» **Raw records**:
START

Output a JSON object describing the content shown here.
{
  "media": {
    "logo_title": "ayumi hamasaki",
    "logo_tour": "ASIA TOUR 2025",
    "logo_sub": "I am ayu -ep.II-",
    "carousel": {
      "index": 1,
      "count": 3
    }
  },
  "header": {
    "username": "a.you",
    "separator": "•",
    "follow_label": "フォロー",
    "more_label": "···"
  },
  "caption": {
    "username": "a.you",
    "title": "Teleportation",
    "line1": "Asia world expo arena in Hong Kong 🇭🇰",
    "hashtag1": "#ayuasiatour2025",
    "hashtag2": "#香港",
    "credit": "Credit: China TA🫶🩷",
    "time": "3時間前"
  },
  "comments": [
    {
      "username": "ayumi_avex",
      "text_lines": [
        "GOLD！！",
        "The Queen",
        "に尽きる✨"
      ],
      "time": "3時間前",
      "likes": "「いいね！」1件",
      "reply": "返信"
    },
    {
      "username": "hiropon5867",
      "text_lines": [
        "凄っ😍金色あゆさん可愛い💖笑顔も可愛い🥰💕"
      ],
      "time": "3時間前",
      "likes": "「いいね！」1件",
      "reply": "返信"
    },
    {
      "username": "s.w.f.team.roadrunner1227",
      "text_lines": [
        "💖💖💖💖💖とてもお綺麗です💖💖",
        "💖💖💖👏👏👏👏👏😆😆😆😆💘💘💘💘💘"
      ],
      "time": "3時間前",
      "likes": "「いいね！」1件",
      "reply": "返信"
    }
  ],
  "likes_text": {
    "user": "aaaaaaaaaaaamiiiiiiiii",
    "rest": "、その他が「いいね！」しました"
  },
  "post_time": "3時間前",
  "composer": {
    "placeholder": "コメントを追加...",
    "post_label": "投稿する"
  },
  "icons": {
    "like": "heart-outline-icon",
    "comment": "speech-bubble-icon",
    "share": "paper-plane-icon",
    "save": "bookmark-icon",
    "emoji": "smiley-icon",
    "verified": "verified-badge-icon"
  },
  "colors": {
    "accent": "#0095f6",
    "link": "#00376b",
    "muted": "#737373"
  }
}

END

» **WORK TO COMPLETE**:
List the lines of the entries that include "username".

» **RESULT**:
    "username": "a.you",
    "username": "a.you",
      "username": "ayumi_avex",
      "username": "hiropon5867",
      "username": "s.w.f.team.roadrunner1227",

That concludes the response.